### The problem
Identify every line containing the word "xlabel" and reproduce each one.

--------------------------------

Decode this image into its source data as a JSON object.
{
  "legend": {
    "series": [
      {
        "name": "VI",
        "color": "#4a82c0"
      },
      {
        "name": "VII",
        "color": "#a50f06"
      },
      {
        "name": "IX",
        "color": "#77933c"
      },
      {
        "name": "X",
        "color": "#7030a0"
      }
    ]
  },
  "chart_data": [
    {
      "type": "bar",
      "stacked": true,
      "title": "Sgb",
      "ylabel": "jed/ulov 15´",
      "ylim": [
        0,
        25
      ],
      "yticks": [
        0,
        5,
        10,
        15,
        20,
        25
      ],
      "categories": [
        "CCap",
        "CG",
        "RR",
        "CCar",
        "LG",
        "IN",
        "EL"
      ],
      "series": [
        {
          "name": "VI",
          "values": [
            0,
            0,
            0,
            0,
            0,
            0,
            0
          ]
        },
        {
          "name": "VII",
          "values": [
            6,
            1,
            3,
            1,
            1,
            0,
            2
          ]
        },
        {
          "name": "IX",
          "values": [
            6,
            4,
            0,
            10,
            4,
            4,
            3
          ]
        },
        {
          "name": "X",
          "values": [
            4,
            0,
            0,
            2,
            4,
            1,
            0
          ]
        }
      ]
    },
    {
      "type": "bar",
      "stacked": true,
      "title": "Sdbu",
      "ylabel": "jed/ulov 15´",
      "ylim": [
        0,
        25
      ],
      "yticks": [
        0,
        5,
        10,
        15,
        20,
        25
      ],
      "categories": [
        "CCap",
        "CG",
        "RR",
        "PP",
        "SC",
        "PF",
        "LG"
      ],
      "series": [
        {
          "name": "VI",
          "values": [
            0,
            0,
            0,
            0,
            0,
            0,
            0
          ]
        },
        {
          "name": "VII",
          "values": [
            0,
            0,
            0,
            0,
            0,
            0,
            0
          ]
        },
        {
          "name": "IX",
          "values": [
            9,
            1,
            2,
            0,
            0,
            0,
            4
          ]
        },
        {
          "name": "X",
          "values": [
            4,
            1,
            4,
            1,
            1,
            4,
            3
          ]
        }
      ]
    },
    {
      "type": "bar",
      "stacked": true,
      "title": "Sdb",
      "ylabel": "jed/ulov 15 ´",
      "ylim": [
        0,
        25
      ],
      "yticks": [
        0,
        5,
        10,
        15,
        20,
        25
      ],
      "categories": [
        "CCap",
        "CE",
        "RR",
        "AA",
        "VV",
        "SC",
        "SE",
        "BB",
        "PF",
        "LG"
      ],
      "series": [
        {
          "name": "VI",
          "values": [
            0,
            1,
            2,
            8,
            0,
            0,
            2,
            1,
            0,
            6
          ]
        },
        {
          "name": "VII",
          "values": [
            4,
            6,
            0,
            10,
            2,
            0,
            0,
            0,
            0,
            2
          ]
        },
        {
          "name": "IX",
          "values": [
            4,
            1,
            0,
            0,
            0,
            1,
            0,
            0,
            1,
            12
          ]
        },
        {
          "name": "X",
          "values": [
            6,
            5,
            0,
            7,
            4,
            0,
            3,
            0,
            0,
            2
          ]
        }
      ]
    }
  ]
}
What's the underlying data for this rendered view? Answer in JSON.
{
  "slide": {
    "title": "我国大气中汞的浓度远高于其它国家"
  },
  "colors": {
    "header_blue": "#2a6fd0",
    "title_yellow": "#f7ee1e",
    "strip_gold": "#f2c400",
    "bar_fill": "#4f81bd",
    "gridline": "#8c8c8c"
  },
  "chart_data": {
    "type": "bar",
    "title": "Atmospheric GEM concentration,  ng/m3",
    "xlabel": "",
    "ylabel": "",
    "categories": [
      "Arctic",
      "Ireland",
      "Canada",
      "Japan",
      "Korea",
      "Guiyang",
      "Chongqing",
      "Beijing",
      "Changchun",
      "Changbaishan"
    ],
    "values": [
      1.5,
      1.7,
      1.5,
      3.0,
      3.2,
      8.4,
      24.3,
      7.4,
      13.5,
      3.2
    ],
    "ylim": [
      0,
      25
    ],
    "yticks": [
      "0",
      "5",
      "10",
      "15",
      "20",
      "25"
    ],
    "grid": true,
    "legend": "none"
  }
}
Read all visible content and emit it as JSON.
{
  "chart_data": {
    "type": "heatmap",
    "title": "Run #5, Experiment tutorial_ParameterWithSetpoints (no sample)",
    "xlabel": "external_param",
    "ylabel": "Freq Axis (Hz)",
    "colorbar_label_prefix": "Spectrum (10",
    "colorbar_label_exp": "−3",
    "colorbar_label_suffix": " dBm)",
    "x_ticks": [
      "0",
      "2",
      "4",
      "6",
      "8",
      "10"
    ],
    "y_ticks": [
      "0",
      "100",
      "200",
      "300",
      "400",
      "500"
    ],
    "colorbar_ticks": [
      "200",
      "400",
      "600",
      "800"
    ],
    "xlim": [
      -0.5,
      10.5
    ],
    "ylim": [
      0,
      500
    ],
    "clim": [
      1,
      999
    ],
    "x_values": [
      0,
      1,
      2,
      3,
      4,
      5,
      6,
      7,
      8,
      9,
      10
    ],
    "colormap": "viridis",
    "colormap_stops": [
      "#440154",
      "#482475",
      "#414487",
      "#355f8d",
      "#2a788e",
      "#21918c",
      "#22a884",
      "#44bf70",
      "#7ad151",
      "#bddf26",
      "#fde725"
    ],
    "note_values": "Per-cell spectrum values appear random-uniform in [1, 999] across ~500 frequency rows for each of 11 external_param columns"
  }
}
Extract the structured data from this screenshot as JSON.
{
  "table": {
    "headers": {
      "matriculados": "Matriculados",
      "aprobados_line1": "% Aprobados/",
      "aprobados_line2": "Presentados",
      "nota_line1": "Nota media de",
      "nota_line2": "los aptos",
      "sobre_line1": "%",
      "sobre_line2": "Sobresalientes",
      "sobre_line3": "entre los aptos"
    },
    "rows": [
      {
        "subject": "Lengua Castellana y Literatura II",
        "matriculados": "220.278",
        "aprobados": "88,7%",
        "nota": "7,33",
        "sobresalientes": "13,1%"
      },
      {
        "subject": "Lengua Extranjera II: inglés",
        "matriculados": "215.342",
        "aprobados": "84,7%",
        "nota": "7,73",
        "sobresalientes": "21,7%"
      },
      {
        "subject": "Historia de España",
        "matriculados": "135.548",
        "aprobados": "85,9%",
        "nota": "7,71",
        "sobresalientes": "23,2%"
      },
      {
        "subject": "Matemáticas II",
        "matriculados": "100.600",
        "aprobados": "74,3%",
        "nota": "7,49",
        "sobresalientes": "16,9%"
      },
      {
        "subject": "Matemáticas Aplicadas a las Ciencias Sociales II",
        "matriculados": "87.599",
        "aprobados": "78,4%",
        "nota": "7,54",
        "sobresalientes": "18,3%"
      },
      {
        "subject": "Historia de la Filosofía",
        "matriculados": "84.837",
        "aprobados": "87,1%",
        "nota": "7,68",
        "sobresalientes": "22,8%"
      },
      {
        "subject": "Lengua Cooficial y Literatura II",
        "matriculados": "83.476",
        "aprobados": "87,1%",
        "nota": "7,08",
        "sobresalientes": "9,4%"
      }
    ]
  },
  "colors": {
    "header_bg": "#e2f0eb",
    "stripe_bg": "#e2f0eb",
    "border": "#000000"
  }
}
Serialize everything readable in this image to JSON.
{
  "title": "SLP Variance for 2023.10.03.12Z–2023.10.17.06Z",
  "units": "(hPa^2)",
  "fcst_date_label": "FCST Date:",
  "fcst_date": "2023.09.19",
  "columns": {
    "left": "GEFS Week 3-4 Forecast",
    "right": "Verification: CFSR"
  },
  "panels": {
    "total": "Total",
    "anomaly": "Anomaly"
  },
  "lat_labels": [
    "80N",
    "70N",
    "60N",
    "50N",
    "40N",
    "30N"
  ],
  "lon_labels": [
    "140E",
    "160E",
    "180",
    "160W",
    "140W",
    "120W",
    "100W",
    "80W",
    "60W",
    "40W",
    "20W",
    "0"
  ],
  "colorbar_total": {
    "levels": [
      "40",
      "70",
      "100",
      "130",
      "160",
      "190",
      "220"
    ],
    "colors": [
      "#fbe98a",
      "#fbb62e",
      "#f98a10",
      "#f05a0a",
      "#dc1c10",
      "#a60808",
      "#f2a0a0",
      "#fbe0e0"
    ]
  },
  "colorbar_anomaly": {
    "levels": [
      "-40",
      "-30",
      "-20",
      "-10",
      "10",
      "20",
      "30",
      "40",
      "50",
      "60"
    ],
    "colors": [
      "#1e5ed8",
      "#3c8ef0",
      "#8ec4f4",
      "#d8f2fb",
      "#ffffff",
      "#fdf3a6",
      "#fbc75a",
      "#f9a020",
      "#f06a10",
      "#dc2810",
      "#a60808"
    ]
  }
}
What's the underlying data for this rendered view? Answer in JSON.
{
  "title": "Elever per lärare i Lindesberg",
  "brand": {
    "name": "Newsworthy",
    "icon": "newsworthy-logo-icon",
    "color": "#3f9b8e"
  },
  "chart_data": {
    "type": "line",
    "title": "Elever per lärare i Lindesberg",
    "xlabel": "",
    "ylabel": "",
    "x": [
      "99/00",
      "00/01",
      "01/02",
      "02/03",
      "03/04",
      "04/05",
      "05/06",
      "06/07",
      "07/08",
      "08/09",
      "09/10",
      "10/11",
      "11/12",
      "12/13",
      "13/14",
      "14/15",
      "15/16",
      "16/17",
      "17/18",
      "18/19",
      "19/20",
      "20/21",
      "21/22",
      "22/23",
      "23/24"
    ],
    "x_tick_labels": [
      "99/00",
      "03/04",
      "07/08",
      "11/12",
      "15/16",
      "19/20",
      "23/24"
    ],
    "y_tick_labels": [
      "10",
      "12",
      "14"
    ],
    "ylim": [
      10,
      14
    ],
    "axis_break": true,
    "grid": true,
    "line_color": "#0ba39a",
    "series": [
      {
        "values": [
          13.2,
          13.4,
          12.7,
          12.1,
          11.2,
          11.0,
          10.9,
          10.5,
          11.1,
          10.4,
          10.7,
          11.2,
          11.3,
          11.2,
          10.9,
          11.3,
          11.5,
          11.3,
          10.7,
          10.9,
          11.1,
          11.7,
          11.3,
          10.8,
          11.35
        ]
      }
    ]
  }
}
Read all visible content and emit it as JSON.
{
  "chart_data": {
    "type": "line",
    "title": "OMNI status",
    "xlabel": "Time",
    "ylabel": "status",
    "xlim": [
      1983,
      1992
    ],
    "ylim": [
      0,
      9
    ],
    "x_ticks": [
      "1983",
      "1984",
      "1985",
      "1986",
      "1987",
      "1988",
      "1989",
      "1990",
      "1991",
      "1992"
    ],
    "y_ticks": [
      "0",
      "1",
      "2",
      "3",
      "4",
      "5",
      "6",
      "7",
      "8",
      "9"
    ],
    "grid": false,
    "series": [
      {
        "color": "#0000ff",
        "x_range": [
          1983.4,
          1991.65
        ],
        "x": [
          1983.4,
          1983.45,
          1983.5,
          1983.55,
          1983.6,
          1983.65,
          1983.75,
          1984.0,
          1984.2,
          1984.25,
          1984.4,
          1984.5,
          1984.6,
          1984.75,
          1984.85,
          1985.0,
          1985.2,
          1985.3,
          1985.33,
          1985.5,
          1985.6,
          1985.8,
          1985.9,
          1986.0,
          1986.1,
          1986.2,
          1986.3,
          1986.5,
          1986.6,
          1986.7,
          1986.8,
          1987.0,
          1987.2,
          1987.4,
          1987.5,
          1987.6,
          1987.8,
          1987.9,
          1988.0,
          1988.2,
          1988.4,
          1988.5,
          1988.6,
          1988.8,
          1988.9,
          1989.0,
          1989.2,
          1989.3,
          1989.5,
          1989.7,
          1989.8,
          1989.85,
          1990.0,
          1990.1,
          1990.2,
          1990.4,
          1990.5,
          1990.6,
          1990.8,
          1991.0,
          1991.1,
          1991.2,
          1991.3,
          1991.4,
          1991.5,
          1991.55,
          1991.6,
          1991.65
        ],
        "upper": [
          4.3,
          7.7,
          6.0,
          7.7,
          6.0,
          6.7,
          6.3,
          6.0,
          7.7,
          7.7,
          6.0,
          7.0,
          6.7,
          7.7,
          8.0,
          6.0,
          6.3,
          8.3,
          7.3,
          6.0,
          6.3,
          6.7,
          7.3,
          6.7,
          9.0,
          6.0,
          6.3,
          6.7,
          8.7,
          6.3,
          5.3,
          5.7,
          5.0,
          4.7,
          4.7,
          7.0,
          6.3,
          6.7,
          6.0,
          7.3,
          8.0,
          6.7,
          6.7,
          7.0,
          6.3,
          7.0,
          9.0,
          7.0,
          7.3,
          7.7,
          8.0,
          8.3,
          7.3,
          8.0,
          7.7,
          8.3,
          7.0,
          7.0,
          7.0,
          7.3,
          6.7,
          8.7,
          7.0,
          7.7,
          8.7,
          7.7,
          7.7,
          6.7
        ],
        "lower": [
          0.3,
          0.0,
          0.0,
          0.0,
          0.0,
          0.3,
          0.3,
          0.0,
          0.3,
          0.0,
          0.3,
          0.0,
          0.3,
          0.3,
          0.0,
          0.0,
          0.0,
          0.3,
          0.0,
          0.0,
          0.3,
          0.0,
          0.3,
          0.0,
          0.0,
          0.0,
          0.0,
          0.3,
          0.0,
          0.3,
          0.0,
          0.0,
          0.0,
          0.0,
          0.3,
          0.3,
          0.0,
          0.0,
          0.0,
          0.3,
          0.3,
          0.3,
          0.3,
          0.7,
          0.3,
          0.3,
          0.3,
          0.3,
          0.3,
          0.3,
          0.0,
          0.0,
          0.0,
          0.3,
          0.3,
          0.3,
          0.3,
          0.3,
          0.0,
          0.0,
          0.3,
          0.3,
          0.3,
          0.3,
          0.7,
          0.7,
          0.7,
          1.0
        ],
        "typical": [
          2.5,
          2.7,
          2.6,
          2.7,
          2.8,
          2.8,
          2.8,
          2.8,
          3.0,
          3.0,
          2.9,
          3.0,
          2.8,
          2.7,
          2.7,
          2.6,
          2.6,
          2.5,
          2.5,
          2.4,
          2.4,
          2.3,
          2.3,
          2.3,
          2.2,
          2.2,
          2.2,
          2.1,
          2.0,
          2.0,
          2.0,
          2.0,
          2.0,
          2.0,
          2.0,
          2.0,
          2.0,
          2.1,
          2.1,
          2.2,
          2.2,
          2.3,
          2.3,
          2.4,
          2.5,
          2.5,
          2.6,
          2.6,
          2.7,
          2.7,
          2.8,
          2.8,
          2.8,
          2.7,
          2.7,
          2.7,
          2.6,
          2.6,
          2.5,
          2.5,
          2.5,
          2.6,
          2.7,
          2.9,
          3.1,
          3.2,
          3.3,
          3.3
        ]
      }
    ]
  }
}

--------------------------------

### Response
    "xlabel": "",
    "xlabel": "external_param",
    "xlabel": "",
    "xlabel": "Time",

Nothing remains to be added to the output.